Output the full listing word for word.
— Start Extracted records —
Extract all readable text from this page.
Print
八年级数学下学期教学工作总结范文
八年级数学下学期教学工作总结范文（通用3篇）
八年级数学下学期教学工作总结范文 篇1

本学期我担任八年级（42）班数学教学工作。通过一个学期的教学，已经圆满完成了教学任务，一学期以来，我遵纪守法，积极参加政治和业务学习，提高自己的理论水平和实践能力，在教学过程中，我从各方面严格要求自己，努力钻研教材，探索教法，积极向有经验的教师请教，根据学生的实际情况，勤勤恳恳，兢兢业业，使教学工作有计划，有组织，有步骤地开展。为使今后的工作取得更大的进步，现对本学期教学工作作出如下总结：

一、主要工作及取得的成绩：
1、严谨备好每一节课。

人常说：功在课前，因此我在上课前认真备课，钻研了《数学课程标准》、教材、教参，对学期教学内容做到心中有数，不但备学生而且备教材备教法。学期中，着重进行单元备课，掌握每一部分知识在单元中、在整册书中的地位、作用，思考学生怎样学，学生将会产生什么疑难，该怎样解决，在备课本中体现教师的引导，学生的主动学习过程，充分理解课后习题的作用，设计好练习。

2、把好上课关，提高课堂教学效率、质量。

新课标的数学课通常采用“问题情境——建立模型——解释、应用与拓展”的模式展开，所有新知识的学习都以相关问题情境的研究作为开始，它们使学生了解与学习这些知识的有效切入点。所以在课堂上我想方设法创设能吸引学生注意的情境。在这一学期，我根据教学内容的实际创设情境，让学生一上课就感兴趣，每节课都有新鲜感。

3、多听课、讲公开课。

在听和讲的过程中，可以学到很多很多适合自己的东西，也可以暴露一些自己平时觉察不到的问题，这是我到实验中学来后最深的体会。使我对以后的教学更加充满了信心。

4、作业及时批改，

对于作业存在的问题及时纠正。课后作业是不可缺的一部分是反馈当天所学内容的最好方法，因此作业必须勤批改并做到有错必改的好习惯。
— End Extracted records —
* Answer for this exercise:
Extract all readable text from this page.
Print
八年级数学下学期教学工作总结范文
八年级数学下学期教学工作总结范文（通用3篇）
八年级数学下学期教学工作总结范文 篇1

本学期我担任八年级（42）班数学教学工作。通过一个学期的教学，已经圆满完成了教学任务，一学期以来，我遵纪守法，积极参加政治和业务学习，提高自己的理论水平和实践能力，在教学过程中，我从各方面严格要求自己，努力钻研教材，探索教法，积极向有经验的教师请教，根据学生的实际情况，勤勤恳恳，兢兢业业，使教学工作有计划，有组织，有步骤地开展。为使今后的工作取得更大的进步，现对本学期教学工作作出如下总结：

一、主要工作及取得的成绩：
1、严谨备好每一节课。

人常说：功在课前，因此我在上课前认真备课，钻研了《数学课程标准》、教材、教参，对学期教学内容做到心中有数，不但备学生而且备教材备教法。学期中，着重进行单元备课，掌握每一部分知识在单元中、在整册书中的地位、作用，思考学生怎样学，学生将会产生什么疑难，该怎样解决，在备课本中体现教师的引导，学生的主动学习过程，充分理解课后习题的作用，设计好练习。

2、把好上课关，提高课堂教学效率、质量。

新课标的数学课通常采用“问题情境——建立模型——解释、应用与拓展”的模式展开，所有新知识的学习都以相关问题情境的研究作为开始，它们使学生了解与学习这些知识的有效切入点。所以在课堂上我想方设法创设能吸引学生注意的情境。在这一学期，我根据教学内容的实际创设情境，让学生一上课就感兴趣，每节课都有新鲜感。

3、多听课、讲公开课。

在听和讲的过程中，可以学到很多很多适合自己的东西，也可以暴露一些自己平时觉察不到的问题，这是我到实验中学来后最深的体会。使我对以后的教学更加充满了信心。

4、作业及时批改，

对于作业存在的问题及时纠正。课后作业是不可缺的一部分是反馈当天所学内容的最好方法，因此作业必须勤批改并做到有错必改的好习惯。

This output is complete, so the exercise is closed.